Exercise: Every line that includes the word "recaudación" is to be listed.

------

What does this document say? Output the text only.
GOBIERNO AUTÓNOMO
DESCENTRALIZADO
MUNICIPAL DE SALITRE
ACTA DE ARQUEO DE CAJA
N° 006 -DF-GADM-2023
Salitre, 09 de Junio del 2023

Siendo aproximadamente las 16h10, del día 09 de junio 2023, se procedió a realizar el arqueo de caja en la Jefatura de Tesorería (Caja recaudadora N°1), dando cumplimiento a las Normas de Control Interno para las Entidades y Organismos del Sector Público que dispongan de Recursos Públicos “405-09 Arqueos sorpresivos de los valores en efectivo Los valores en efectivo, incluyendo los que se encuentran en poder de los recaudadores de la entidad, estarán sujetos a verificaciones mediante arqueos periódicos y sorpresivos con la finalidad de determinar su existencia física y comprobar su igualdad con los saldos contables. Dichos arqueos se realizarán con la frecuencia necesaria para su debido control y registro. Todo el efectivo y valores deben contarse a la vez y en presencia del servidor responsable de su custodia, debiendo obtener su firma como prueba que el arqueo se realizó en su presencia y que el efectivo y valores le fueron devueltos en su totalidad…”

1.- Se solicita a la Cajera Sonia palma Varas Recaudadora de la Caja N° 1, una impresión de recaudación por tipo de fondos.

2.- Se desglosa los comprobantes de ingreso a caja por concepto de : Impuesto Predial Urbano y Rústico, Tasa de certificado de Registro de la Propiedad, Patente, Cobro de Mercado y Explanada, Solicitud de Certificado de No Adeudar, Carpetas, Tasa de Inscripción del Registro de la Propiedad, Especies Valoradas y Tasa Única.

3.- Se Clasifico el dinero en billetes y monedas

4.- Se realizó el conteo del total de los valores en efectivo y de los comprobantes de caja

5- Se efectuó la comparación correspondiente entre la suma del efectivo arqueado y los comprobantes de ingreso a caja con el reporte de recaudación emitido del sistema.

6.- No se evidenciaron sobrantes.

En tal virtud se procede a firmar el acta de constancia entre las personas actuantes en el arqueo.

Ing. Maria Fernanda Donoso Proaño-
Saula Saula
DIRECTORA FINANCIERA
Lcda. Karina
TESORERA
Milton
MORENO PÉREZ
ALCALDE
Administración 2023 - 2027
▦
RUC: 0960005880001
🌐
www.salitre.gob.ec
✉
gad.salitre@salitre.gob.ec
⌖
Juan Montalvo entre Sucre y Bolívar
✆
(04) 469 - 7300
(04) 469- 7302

------

Worked solution:
1.- Se solicita a la Cajera Sonia palma Varas Recaudadora de la Caja N° 1, una impresión de recaudación por tipo de fondos.
5- Se efectuó la comparación correspondiente entre la suma del efectivo arqueado y los comprobantes de ingreso a caja con el reporte de recaudación emitido del sistema.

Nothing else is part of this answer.